>> START

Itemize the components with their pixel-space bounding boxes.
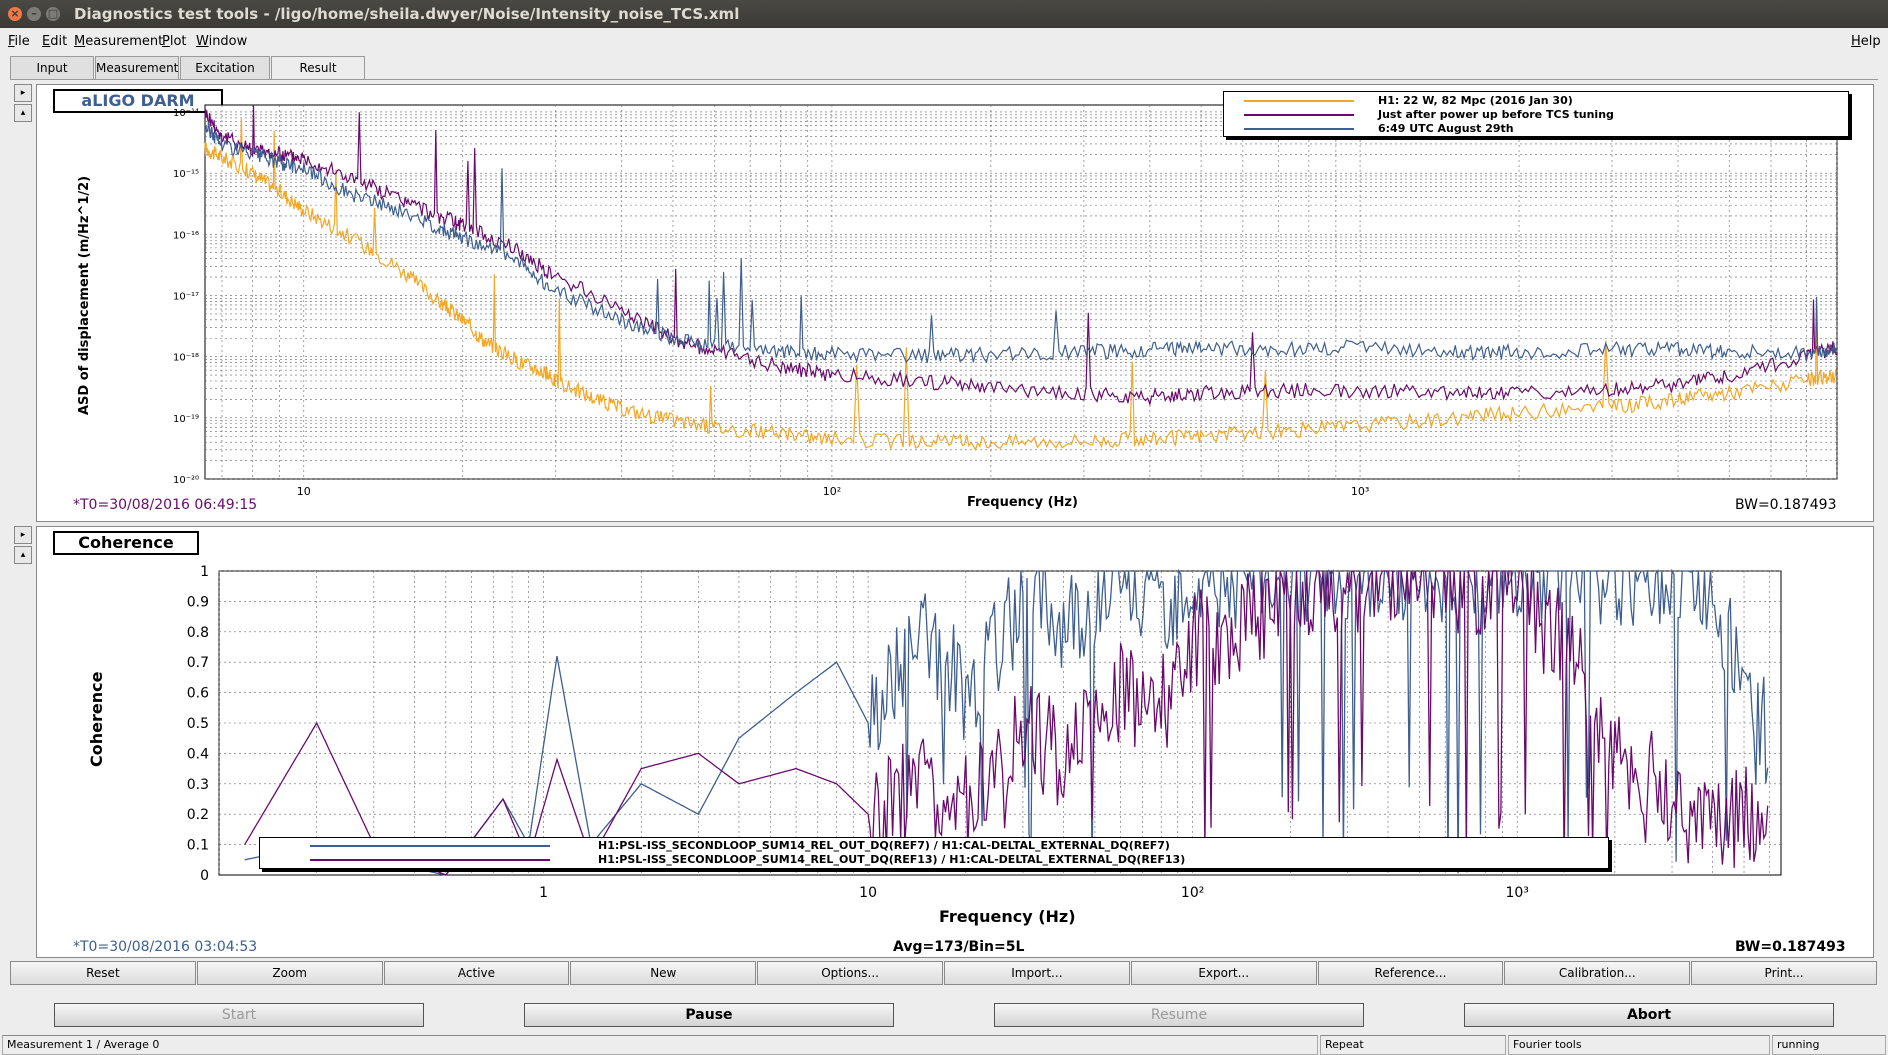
y-tick-label: 0.7 xyxy=(187,655,209,671)
plot-frame xyxy=(204,104,1838,480)
expand-arrow-icon[interactable]: ▸ xyxy=(14,84,32,102)
menu-help[interactable]: Help xyxy=(1851,34,1881,49)
legend-entry: 6:49 UTC August 29th xyxy=(1224,122,1848,136)
y-tick-label: 1 xyxy=(200,564,209,580)
y-tick-label: 0.1 xyxy=(187,838,209,854)
import-button[interactable]: Import... xyxy=(943,961,1130,985)
y-tick-label: 10⁻²⁰ xyxy=(173,475,199,486)
window-title: Diagnostics test tools - /ligo/home/shei… xyxy=(74,5,740,23)
y-tick-label: 0.2 xyxy=(187,807,209,823)
status-bar: Measurement 1 / Average 0 Repeat Fourier… xyxy=(0,1033,1888,1055)
status-repeat: Repeat xyxy=(1320,1035,1506,1055)
y-tick-label: 10⁻¹⁶ xyxy=(173,230,199,241)
legend-entry: H1:PSL-ISS_SECONDLOOP_SUM14_REL_OUT_DQ(R… xyxy=(260,839,1608,853)
legend-entry: H1:PSL-ISS_SECONDLOOP_SUM14_REL_OUT_DQ(R… xyxy=(260,853,1608,867)
y-tick-label: 0 xyxy=(200,868,209,884)
menu-edit[interactable]: Edit xyxy=(42,34,67,49)
print-button[interactable]: Print... xyxy=(1691,961,1877,985)
reset-button[interactable]: Reset xyxy=(10,961,196,985)
calibration-button[interactable]: Calibration... xyxy=(1504,961,1691,985)
close-window-button[interactable]: × xyxy=(8,7,22,21)
bottom-t0-label: *T0=30/08/2016 03:04:53 xyxy=(73,939,258,955)
status-state: running xyxy=(1772,1035,1886,1055)
expand-arrow-icon[interactable]: ▸ xyxy=(14,526,32,544)
legend-label: 6:49 UTC August 29th xyxy=(1378,122,1514,135)
status-tools: Fourier tools xyxy=(1508,1035,1770,1055)
resume-button[interactable]: Resume xyxy=(994,1003,1364,1027)
x-tick-label: 10² xyxy=(1181,885,1204,901)
minimize-window-button[interactable]: – xyxy=(27,7,41,21)
start-button[interactable]: Start xyxy=(54,1003,424,1027)
top-plot-pane[interactable]: aLIGO DARM 10⁻¹⁴ 10⁻¹⁵ 10⁻¹⁶ 10⁻¹⁷ 10⁻¹⁸ 10⁻¹… xyxy=(36,84,1874,522)
legend-swatch xyxy=(1244,128,1354,130)
top-ylabel: ASD of displacement (m/Hz^1/2) xyxy=(77,175,92,415)
bottom-xlabel: Frequency (Hz) xyxy=(939,907,1076,926)
tab-result[interactable]: Result xyxy=(271,56,365,79)
x-tick-label: 10³ xyxy=(1351,485,1369,498)
export-button[interactable]: Export... xyxy=(1130,961,1317,985)
y-tick-label: 0.4 xyxy=(187,746,209,762)
tab-divider xyxy=(10,79,1878,80)
legend-label: Just after power up before TCS tuning xyxy=(1378,108,1614,121)
tab-bar: Input Measurement Excitation Result xyxy=(10,56,366,80)
bottom-legend[interactable]: H1:PSL-ISS_SECONDLOOP_SUM14_REL_OUT_DQ(R… xyxy=(259,837,1609,869)
x-tick-label: 10 xyxy=(859,885,877,901)
zoom-button[interactable]: Zoom xyxy=(196,961,383,985)
x-tick-label: 10² xyxy=(823,485,841,498)
y-tick-label: 10⁻¹⁷ xyxy=(173,291,199,302)
status-measurement: Measurement 1 / Average 0 xyxy=(2,1035,1318,1055)
bottom-avg-label: Avg=173/Bin=5L xyxy=(893,939,1025,955)
menu-bar: File Edit Measurement Plot Window Help xyxy=(0,30,1888,52)
legend-swatch xyxy=(1244,114,1354,116)
top-t0-label: *T0=30/08/2016 06:49:15 xyxy=(73,497,258,513)
window-controls: × – □ xyxy=(8,7,60,21)
legend-label: H1:PSL-ISS_SECONDLOOP_SUM14_REL_OUT_DQ(R… xyxy=(598,839,1170,852)
abort-button[interactable]: Abort xyxy=(1464,1003,1834,1027)
legend-swatch xyxy=(1244,100,1354,102)
top-bw-label: BW=0.187493 xyxy=(1735,497,1837,513)
bottom-plot-pane[interactable]: Coherence 1 0.9 0.8 0.7 0.6 0.5 0.4 0.3 0.2 0.1 0 1… xyxy=(36,526,1874,958)
x-tick-label: 1 xyxy=(539,885,548,901)
top-plot-canvas[interactable]: 10⁻¹⁴ 10⁻¹⁵ 10⁻¹⁶ 10⁻¹⁷ 10⁻¹⁸ 10⁻¹⁹ 10⁻²⁰ 10 10²… xyxy=(37,85,1873,521)
legend-label: H1:PSL-ISS_SECONDLOOP_SUM14_REL_OUT_DQ(R… xyxy=(598,853,1186,866)
legend-swatch xyxy=(310,859,550,861)
plot-toolbar: Reset Zoom Active New Options... Import.… xyxy=(10,961,1878,985)
reference-button[interactable]: Reference... xyxy=(1317,961,1504,985)
menu-measurement[interactable]: Measurement xyxy=(74,34,163,49)
collapse-arrow-icon[interactable]: ▴ xyxy=(14,546,32,564)
menu-plot[interactable]: Plot xyxy=(162,34,187,49)
menu-file[interactable]: File xyxy=(8,34,30,49)
legend-entry: Just after power up before TCS tuning xyxy=(1224,108,1848,122)
tab-measurement[interactable]: Measurement xyxy=(95,56,179,79)
bottom-bw-label: BW=0.187493 xyxy=(1735,939,1846,955)
top-legend[interactable]: H1: 22 W, 82 Mpc (2016 Jan 30) Just afte… xyxy=(1223,91,1849,137)
collapse-arrow-icon[interactable]: ▴ xyxy=(14,104,32,122)
tab-input[interactable]: Input xyxy=(10,56,94,79)
y-tick-label: 10⁻¹⁸ xyxy=(173,353,199,364)
legend-label: H1: 22 W, 82 Mpc (2016 Jan 30) xyxy=(1378,94,1573,107)
y-tick-label: 0.5 xyxy=(187,716,209,732)
y-tick-label: 0.8 xyxy=(187,625,209,641)
legend-entry: H1: 22 W, 82 Mpc (2016 Jan 30) xyxy=(1224,94,1848,108)
y-tick-label: 10⁻¹⁹ xyxy=(173,414,199,425)
y-tick-label: 0.3 xyxy=(187,777,209,793)
maximize-window-button[interactable]: □ xyxy=(46,7,60,21)
x-tick-label: 10³ xyxy=(1505,885,1528,901)
y-tick-label: 10⁻¹⁵ xyxy=(173,169,199,180)
bottom-ylabel: Coherence xyxy=(87,671,106,767)
y-tick-label: 0.9 xyxy=(187,594,209,610)
options-button[interactable]: Options... xyxy=(757,961,943,985)
bottom-plot-canvas[interactable]: 1 0.9 0.8 0.7 0.6 0.5 0.4 0.3 0.2 0.1 0 1 10 10² 10³ xyxy=(37,527,1873,957)
legend-swatch xyxy=(310,845,550,847)
active-button[interactable]: Active xyxy=(383,961,570,985)
title-bar: × – □ Diagnostics test tools - /ligo/hom… xyxy=(0,0,1888,28)
top-xlabel: Frequency (Hz) xyxy=(967,495,1078,510)
tab-excitation[interactable]: Excitation xyxy=(180,56,270,79)
new-button[interactable]: New xyxy=(570,961,757,985)
pause-button[interactable]: Pause xyxy=(524,1003,894,1027)
y-tick-label: 10⁻¹⁴ xyxy=(173,108,199,119)
x-tick-label: 10 xyxy=(297,485,311,498)
menu-window[interactable]: Window xyxy=(196,34,247,49)
y-tick-label: 0.6 xyxy=(187,686,209,702)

>> END

> **The problem**
Quote every entry above word for word, omitting the pictures.

> **Solution to this task**
Itemize the components with their pixel-space bounding boxes.
y-tick-label: 0.7 xyxy=(187,655,209,671)
plot-frame xyxy=(204,104,1838,480)
expand-arrow-icon[interactable]: ▸ xyxy=(14,84,32,102)
menu-help[interactable]: Help xyxy=(1851,34,1881,49)
legend-entry: 6:49 UTC August 29th xyxy=(1224,122,1848,136)
y-tick-label: 1 xyxy=(200,564,209,580)
y-tick-label: 0.1 xyxy=(187,838,209,854)
import-button[interactable]: Import... xyxy=(943,961,1130,985)
y-tick-label: 10⁻²⁰ xyxy=(173,475,199,486)
window-title: Diagnostics test tools - /ligo/home/shei… xyxy=(74,5,740,23)
y-tick-label: 0.2 xyxy=(187,807,209,823)
status-bar: Measurement 1 / Average 0 Repeat Fourier… xyxy=(0,1033,1888,1055)
status-repeat: Repeat xyxy=(1320,1035,1506,1055)
y-tick-label: 10⁻¹⁶ xyxy=(173,230,199,241)
legend-entry: H1:PSL-ISS_SECONDLOOP_SUM14_REL_OUT_DQ(R… xyxy=(260,839,1608,853)
legend-entry: H1:PSL-ISS_SECONDLOOP_SUM14_REL_OUT_DQ(R… xyxy=(260,853,1608,867)
y-tick-label: 0 xyxy=(200,868,209,884)
menu-edit[interactable]: Edit xyxy=(42,34,67,49)
print-button[interactable]: Print... xyxy=(1691,961,1877,985)
reset-button[interactable]: Reset xyxy=(10,961,196,985)
calibration-button[interactable]: Calibration... xyxy=(1504,961,1691,985)
close-window-button[interactable]: × xyxy=(8,7,22,21)
bottom-t0-label: *T0=30/08/2016 03:04:53 xyxy=(73,939,258,955)
status-state: running xyxy=(1772,1035,1886,1055)
expand-arrow-icon[interactable]: ▸ xyxy=(14,526,32,544)
legend-label: 6:49 UTC August 29th xyxy=(1378,122,1514,135)
status-tools: Fourier tools xyxy=(1508,1035,1770,1055)
resume-button[interactable]: Resume xyxy=(994,1003,1364,1027)
x-tick-label: 10² xyxy=(1181,885,1204,901)
minimize-window-button[interactable]: – xyxy=(27,7,41,21)
start-button[interactable]: Start xyxy=(54,1003,424,1027)
top-plot-pane[interactable]: aLIGO DARM 10⁻¹⁴ 10⁻¹⁵ 10⁻¹⁶ 10⁻¹⁷ 10⁻¹⁸ 10⁻¹… xyxy=(36,84,1874,522)
legend-swatch xyxy=(1244,128,1354,130)
top-ylabel: ASD of displacement (m/Hz^1/2) xyxy=(77,175,92,415)
bottom-xlabel: Frequency (Hz) xyxy=(939,907,1076,926)
tab-result[interactable]: Result xyxy=(271,56,365,79)
x-tick-label: 10³ xyxy=(1351,485,1369,498)
export-button[interactable]: Export... xyxy=(1130,961,1317,985)
y-tick-label: 0.4 xyxy=(187,746,209,762)
tab-divider xyxy=(10,79,1878,80)
legend-label: Just after power up before TCS tuning xyxy=(1378,108,1614,121)
tab-bar: Input Measurement Excitation Result xyxy=(10,56,366,80)
bottom-legend[interactable]: H1:PSL-ISS_SECONDLOOP_SUM14_REL_OUT_DQ(R… xyxy=(259,837,1609,869)
x-tick-label: 10 xyxy=(859,885,877,901)
zoom-button[interactable]: Zoom xyxy=(196,961,383,985)
x-tick-label: 10² xyxy=(823,485,841,498)
y-tick-label: 10⁻¹⁷ xyxy=(173,291,199,302)
status-measurement: Measurement 1 / Average 0 xyxy=(2,1035,1318,1055)
bottom-avg-label: Avg=173/Bin=5L xyxy=(893,939,1025,955)
menu-bar: File Edit Measurement Plot Window Help xyxy=(0,30,1888,52)
legend-swatch xyxy=(1244,114,1354,116)
top-t0-label: *T0=30/08/2016 06:49:15 xyxy=(73,497,258,513)
window-controls: × – □ xyxy=(8,7,60,21)
legend-label: H1:PSL-ISS_SECONDLOOP_SUM14_REL_OUT_DQ(R… xyxy=(598,839,1170,852)
abort-button[interactable]: Abort xyxy=(1464,1003,1834,1027)
legend-swatch xyxy=(1244,100,1354,102)
top-bw-label: BW=0.187493 xyxy=(1735,497,1837,513)
bottom-plot-pane[interactable]: Coherence 1 0.9 0.8 0.7 0.6 0.5 0.4 0.3 0.2 0.1 0 1… xyxy=(36,526,1874,958)
x-tick-label: 1 xyxy=(539,885,548,901)
top-plot-canvas[interactable]: 10⁻¹⁴ 10⁻¹⁵ 10⁻¹⁶ 10⁻¹⁷ 10⁻¹⁸ 10⁻¹⁹ 10⁻²⁰ 10 10²… xyxy=(37,85,1873,521)
legend-label: H1:PSL-ISS_SECONDLOOP_SUM14_REL_OUT_DQ(R… xyxy=(598,853,1186,866)
legend-swatch xyxy=(310,859,550,861)
plot-toolbar: Reset Zoom Active New Options... Import.… xyxy=(10,961,1878,985)
reference-button[interactable]: Reference... xyxy=(1317,961,1504,985)
menu-measurement[interactable]: Measurement xyxy=(74,34,163,49)
collapse-arrow-icon[interactable]: ▴ xyxy=(14,546,32,564)
menu-plot[interactable]: Plot xyxy=(162,34,187,49)
menu-file[interactable]: File xyxy=(8,34,30,49)
legend-entry: Just after power up before TCS tuning xyxy=(1224,108,1848,122)
tab-measurement[interactable]: Measurement xyxy=(95,56,179,79)
bottom-bw-label: BW=0.187493 xyxy=(1735,939,1846,955)
top-legend[interactable]: H1: 22 W, 82 Mpc (2016 Jan 30) Just afte… xyxy=(1223,91,1849,137)
collapse-arrow-icon[interactable]: ▴ xyxy=(14,104,32,122)
tab-input[interactable]: Input xyxy=(10,56,94,79)
y-tick-label: 10⁻¹⁸ xyxy=(173,353,199,364)
legend-label: H1: 22 W, 82 Mpc (2016 Jan 30) xyxy=(1378,94,1573,107)
y-tick-label: 0.5 xyxy=(187,716,209,732)
y-tick-label: 0.8 xyxy=(187,625,209,641)
legend-entry: H1: 22 W, 82 Mpc (2016 Jan 30) xyxy=(1224,94,1848,108)
y-tick-label: 10⁻¹⁹ xyxy=(173,414,199,425)
y-tick-label: 0.3 xyxy=(187,777,209,793)
maximize-window-button[interactable]: □ xyxy=(46,7,60,21)
x-tick-label: 10³ xyxy=(1505,885,1528,901)
y-tick-label: 10⁻¹⁵ xyxy=(173,169,199,180)
bottom-ylabel: Coherence xyxy=(87,671,106,767)
y-tick-label: 0.9 xyxy=(187,594,209,610)
options-button[interactable]: Options... xyxy=(757,961,943,985)
bottom-plot-canvas[interactable]: 1 0.9 0.8 0.7 0.6 0.5 0.4 0.3 0.2 0.1 0 1 10 10² 10³ xyxy=(37,527,1873,957)
legend-swatch xyxy=(310,845,550,847)
active-button[interactable]: Active xyxy=(383,961,570,985)
title-bar: × – □ Diagnostics test tools - /ligo/hom… xyxy=(0,0,1888,28)
top-xlabel: Frequency (Hz) xyxy=(967,495,1078,510)
tab-excitation[interactable]: Excitation xyxy=(180,56,270,79)
new-button[interactable]: New xyxy=(570,961,757,985)
pause-button[interactable]: Pause xyxy=(524,1003,894,1027)
y-tick-label: 10⁻¹⁴ xyxy=(173,108,199,119)
x-tick-label: 10 xyxy=(297,485,311,498)
menu-window[interactable]: Window xyxy=(196,34,247,49)
y-tick-label: 0.6 xyxy=(187,686,209,702)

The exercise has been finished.